Your goal: Rewrite the material below with every "Ellipse shape" changed to "Oval shape" and everything else left as it is, omitting the pictures from your answer.
----- Supplied entries -----
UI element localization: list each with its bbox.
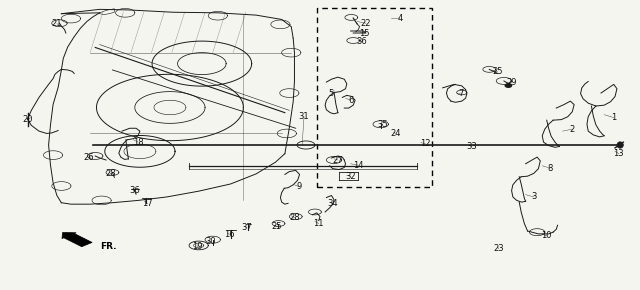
Text: 37: 37	[241, 223, 252, 232]
Text: 25: 25	[271, 222, 282, 231]
Text: 21: 21	[52, 19, 62, 28]
Text: 31: 31	[299, 112, 309, 121]
Text: 27: 27	[333, 155, 343, 164]
Text: 25: 25	[492, 67, 503, 76]
Text: 16: 16	[224, 230, 235, 239]
Text: 28: 28	[105, 169, 116, 178]
Text: 28: 28	[289, 213, 300, 222]
Text: 23: 23	[493, 244, 504, 253]
Text: 3: 3	[531, 193, 536, 202]
Text: 36: 36	[129, 186, 140, 195]
Text: 1: 1	[611, 113, 616, 122]
Text: 6: 6	[348, 96, 353, 105]
Text: 7: 7	[458, 88, 463, 97]
Text: 24: 24	[390, 129, 401, 138]
Text: 11: 11	[314, 219, 324, 228]
Text: FR.: FR.	[100, 242, 116, 251]
Bar	[317, 8, 432, 187]
Text: 32: 32	[346, 172, 356, 181]
Text: 18: 18	[132, 138, 143, 147]
Ellipse shape	[505, 84, 511, 87]
Text: 17: 17	[142, 199, 153, 208]
Text: 22: 22	[361, 19, 371, 28]
Text: 15: 15	[360, 28, 370, 37]
Text: 8: 8	[547, 164, 552, 173]
FancyArrow shape	[62, 233, 92, 247]
Text: 35: 35	[377, 120, 388, 129]
Text: 26: 26	[83, 153, 94, 162]
Text: 9: 9	[297, 182, 302, 191]
Text: 12: 12	[420, 139, 431, 148]
Text: 5: 5	[329, 88, 334, 97]
Ellipse shape	[617, 142, 623, 148]
Text: 30: 30	[205, 237, 216, 246]
Text: 29: 29	[506, 79, 517, 88]
Text: 13: 13	[614, 149, 624, 158]
Text: 34: 34	[328, 199, 338, 208]
Text: 4: 4	[397, 14, 403, 23]
Text: 20: 20	[22, 115, 33, 124]
Text: 33: 33	[467, 142, 477, 151]
Text: 2: 2	[570, 125, 575, 134]
Text: 36: 36	[356, 37, 367, 46]
Text: 14: 14	[353, 161, 364, 170]
Text: 10: 10	[541, 231, 552, 240]
Text: 19: 19	[192, 242, 203, 251]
-----
Answer in full:
UI element localization: list each with its bbox.
Text: 37: 37	[241, 223, 252, 232]
Text: 25: 25	[271, 222, 282, 231]
Text: 21: 21	[52, 19, 62, 28]
Text: 31: 31	[299, 112, 309, 121]
Text: 27: 27	[333, 155, 343, 164]
Text: 25: 25	[492, 67, 503, 76]
Text: 16: 16	[224, 230, 235, 239]
Text: 28: 28	[105, 169, 116, 178]
Text: 28: 28	[289, 213, 300, 222]
Text: 23: 23	[493, 244, 504, 253]
Text: 3: 3	[531, 193, 536, 202]
Text: 36: 36	[129, 186, 140, 195]
Text: 1: 1	[611, 113, 616, 122]
Text: 6: 6	[348, 96, 353, 105]
Text: 7: 7	[458, 88, 463, 97]
Text: 24: 24	[390, 129, 401, 138]
Text: 11: 11	[314, 219, 324, 228]
Text: FR.: FR.	[100, 242, 116, 251]
Bar	[317, 8, 432, 187]
Text: 32: 32	[346, 172, 356, 181]
Text: 18: 18	[132, 138, 143, 147]
Oval shape	[505, 84, 511, 87]
Text: 17: 17	[142, 199, 153, 208]
Text: 22: 22	[361, 19, 371, 28]
Text: 15: 15	[360, 28, 370, 37]
Text: 8: 8	[547, 164, 552, 173]
FancyArrow shape	[62, 233, 92, 247]
Text: 35: 35	[377, 120, 388, 129]
Text: 26: 26	[83, 153, 94, 162]
Text: 9: 9	[297, 182, 302, 191]
Text: 12: 12	[420, 139, 431, 148]
Text: 5: 5	[329, 88, 334, 97]
Oval shape	[617, 142, 623, 148]
Text: 30: 30	[205, 237, 216, 246]
Text: 29: 29	[506, 79, 517, 88]
Text: 13: 13	[614, 149, 624, 158]
Text: 34: 34	[328, 199, 338, 208]
Text: 4: 4	[397, 14, 403, 23]
Text: 20: 20	[22, 115, 33, 124]
Text: 33: 33	[467, 142, 477, 151]
Text: 2: 2	[570, 125, 575, 134]
Text: 36: 36	[356, 37, 367, 46]
Text: 14: 14	[353, 161, 364, 170]
Text: 10: 10	[541, 231, 552, 240]
Text: 19: 19	[192, 242, 203, 251]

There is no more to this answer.